● **INSTRUCTIONS TO FOLLOW**
In the material below, list every line carrying the string "average".

Data extracted from a collection:
-- START --

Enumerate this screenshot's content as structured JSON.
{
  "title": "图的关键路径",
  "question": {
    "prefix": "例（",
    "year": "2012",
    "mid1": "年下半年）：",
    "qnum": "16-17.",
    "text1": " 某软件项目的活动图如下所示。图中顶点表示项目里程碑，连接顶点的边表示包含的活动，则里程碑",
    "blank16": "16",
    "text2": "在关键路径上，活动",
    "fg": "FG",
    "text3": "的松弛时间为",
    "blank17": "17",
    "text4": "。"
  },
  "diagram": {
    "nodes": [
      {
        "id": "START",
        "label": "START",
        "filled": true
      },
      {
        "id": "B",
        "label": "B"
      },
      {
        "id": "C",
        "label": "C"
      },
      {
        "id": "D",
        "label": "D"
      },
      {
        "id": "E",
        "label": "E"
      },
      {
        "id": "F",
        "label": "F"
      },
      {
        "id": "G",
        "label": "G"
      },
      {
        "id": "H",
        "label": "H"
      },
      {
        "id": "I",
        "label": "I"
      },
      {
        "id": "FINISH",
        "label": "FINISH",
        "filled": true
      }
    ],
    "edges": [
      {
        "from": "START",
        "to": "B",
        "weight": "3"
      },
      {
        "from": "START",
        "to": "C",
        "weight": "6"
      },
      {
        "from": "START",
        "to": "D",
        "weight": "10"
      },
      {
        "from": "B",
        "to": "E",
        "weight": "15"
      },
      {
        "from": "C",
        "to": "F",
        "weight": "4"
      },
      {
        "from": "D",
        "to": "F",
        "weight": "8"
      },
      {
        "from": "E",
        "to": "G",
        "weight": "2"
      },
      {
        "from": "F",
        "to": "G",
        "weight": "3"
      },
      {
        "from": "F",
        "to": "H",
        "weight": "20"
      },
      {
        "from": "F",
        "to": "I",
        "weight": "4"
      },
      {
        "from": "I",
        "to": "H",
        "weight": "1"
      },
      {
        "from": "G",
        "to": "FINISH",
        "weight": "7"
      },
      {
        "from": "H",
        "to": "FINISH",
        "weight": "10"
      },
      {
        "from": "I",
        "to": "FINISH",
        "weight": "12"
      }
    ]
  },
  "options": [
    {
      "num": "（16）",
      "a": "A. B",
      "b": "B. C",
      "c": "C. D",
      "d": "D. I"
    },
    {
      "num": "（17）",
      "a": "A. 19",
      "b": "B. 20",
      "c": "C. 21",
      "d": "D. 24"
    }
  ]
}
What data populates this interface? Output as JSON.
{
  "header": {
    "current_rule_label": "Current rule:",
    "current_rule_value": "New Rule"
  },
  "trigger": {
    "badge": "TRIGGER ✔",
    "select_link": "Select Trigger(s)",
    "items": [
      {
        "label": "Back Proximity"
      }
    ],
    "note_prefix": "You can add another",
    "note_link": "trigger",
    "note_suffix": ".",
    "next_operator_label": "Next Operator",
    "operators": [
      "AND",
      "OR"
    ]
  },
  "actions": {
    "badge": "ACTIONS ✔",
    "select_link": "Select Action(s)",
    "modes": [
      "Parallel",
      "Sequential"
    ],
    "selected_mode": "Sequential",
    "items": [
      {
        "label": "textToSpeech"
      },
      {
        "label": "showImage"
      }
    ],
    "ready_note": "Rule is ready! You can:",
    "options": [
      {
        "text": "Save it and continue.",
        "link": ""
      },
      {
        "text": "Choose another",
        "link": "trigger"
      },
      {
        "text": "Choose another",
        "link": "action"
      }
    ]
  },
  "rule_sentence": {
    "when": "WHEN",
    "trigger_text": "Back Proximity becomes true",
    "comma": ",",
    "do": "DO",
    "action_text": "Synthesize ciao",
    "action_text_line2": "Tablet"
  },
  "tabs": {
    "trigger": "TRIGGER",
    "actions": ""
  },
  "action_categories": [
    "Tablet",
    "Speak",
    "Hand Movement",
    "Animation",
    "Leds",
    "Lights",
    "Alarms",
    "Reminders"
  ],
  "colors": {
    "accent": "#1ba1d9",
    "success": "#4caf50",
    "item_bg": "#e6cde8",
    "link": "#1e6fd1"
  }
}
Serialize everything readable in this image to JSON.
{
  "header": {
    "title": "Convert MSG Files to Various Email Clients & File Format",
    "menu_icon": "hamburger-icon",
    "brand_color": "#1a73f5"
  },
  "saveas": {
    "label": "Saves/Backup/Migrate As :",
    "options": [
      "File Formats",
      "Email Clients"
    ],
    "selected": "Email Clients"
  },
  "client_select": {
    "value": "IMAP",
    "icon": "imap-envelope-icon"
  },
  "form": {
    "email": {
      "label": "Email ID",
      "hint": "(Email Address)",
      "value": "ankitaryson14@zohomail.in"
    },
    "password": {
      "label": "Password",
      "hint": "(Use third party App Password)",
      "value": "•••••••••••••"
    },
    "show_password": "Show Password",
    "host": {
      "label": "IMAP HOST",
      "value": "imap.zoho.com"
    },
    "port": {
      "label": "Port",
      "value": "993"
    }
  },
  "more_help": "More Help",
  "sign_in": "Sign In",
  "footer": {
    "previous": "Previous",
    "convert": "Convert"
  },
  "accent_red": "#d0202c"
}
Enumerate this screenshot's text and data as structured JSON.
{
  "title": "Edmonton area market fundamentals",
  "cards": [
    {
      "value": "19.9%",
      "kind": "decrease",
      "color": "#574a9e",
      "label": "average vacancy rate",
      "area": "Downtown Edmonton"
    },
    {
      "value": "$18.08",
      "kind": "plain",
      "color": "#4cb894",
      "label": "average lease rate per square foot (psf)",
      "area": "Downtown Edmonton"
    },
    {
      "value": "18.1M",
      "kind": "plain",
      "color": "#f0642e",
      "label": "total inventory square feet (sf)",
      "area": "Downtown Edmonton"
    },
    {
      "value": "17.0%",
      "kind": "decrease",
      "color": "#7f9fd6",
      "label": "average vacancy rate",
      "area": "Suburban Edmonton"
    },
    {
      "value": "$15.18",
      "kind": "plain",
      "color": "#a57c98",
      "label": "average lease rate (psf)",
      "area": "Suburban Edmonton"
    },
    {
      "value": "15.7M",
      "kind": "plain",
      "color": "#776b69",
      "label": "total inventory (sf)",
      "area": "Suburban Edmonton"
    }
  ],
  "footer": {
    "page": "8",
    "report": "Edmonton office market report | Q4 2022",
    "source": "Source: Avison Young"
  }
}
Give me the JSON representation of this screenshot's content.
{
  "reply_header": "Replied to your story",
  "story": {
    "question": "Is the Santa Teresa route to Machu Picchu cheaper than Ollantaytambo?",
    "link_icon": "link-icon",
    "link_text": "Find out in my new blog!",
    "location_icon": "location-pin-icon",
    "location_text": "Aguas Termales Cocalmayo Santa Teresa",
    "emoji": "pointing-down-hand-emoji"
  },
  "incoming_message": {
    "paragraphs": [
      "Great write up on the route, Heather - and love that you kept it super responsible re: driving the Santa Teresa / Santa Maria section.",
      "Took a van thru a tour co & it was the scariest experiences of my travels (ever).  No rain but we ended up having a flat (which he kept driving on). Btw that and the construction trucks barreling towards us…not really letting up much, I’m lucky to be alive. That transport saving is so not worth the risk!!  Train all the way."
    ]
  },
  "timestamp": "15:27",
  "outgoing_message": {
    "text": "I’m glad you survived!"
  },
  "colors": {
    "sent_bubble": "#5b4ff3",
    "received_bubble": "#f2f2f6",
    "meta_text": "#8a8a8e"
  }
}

-- END --

● **THE SOLUTION**
      "label": "average vacancy rate",
      "label": "average lease rate per square foot (psf)",
      "label": "average vacancy rate",
      "label": "average lease rate (psf)",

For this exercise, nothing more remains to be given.